WORK REQUIRED » Give the number of lines that include the word "document", nothing more.

RECORDS FOR THIS TASK »
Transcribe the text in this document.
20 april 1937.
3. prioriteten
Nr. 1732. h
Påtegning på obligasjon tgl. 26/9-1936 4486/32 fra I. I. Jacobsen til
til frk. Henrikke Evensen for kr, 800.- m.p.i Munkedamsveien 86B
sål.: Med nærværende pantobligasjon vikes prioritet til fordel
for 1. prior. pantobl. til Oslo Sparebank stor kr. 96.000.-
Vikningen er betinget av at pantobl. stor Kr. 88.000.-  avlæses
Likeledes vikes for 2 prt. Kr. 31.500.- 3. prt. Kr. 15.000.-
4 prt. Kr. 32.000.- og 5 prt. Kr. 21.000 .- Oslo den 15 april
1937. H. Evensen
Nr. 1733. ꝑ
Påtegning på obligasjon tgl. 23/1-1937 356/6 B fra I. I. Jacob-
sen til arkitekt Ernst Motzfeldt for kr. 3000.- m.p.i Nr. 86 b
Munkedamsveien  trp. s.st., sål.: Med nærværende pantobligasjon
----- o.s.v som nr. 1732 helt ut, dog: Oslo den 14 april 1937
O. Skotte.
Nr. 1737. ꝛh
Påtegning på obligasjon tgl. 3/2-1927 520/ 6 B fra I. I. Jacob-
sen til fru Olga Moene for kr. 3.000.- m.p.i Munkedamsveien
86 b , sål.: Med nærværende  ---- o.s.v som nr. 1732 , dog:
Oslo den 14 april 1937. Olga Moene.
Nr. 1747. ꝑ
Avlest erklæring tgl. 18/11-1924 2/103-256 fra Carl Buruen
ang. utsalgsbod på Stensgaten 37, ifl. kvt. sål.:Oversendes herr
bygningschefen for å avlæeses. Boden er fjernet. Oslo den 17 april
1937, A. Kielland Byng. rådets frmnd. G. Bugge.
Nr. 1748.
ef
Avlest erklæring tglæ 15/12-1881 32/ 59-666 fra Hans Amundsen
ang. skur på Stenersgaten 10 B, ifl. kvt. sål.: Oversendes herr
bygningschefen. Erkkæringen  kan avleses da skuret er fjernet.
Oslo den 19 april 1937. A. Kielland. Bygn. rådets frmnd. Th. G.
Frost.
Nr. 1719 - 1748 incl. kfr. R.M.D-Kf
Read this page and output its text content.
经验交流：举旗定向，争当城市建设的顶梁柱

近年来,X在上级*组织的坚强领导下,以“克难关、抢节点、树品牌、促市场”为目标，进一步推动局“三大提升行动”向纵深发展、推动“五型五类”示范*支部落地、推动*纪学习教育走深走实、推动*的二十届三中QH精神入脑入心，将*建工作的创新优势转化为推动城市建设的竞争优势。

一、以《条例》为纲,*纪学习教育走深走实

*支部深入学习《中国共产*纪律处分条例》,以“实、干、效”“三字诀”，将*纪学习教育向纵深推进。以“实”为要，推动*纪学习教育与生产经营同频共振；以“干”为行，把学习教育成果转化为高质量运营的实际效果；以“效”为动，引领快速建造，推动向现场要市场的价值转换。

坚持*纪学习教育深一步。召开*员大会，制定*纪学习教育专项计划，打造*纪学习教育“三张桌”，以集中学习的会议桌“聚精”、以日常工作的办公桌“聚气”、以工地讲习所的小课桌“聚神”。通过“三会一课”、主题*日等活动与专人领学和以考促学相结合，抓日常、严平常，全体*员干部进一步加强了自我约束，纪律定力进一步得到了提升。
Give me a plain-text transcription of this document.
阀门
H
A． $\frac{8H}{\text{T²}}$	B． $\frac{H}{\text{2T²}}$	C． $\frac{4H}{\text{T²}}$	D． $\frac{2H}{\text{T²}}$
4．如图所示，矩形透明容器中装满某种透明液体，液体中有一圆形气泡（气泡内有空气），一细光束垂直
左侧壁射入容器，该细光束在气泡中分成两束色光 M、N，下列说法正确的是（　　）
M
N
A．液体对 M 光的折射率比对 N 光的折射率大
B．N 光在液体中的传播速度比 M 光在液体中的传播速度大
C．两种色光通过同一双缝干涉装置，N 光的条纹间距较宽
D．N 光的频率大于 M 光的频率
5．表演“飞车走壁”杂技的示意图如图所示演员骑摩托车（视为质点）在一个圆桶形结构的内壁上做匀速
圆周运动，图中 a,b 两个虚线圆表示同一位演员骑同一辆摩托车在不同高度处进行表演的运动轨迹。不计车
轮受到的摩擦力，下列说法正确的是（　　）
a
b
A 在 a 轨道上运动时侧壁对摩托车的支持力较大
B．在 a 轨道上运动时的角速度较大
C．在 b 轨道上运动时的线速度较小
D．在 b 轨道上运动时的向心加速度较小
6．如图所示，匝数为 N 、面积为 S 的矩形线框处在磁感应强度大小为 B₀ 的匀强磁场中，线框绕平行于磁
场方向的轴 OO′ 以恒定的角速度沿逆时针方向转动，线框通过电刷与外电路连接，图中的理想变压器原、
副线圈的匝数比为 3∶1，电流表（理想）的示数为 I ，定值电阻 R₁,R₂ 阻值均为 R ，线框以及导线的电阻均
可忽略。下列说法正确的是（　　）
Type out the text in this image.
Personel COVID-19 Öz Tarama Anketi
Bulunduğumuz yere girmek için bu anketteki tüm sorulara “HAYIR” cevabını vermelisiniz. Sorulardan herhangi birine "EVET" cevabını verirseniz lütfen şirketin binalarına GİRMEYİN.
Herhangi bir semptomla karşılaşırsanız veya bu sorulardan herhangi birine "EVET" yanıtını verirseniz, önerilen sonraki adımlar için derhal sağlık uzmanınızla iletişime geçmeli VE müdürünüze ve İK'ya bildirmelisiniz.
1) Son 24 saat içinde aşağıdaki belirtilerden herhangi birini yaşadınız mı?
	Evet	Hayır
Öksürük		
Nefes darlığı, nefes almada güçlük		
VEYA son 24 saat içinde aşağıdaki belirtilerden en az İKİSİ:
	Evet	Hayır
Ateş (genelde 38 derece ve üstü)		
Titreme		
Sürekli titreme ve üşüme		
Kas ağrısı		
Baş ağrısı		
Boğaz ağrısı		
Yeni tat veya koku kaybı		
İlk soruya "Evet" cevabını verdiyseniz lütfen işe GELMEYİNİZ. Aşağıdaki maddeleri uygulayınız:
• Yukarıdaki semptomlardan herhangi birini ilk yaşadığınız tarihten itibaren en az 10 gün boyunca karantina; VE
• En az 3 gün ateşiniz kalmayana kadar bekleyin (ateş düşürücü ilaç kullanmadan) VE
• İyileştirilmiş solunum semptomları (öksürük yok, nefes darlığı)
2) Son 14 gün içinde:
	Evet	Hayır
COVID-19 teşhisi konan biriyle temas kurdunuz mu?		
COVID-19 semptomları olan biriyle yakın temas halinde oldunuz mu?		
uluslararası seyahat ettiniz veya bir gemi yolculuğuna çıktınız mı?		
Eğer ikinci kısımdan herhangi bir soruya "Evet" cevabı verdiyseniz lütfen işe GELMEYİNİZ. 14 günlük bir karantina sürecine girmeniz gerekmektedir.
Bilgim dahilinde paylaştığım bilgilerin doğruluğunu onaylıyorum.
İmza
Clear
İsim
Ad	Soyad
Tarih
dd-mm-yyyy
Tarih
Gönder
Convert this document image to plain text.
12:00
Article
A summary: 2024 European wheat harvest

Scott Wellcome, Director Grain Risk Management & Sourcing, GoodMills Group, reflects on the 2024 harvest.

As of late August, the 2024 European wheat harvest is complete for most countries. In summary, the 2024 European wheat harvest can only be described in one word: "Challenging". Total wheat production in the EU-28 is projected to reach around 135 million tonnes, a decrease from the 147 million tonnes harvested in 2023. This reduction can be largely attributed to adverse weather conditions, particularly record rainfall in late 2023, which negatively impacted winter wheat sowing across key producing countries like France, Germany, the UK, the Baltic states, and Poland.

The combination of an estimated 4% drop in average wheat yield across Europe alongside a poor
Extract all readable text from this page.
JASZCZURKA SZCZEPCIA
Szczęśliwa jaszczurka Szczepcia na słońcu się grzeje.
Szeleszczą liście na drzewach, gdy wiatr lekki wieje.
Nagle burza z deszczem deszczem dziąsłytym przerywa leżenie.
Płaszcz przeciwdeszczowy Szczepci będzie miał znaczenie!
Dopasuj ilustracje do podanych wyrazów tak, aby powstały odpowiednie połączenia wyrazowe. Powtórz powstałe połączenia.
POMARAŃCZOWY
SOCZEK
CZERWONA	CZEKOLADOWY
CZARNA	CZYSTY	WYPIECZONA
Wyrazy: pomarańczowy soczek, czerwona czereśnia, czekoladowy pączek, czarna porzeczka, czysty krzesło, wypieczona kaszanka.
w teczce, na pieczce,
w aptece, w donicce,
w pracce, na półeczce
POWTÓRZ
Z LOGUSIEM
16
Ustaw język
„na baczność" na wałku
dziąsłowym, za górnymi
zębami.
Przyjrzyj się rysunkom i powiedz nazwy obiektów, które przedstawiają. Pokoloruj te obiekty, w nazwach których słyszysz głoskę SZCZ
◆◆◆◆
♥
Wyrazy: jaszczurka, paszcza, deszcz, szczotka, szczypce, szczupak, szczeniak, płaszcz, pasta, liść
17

THE REPLY » 3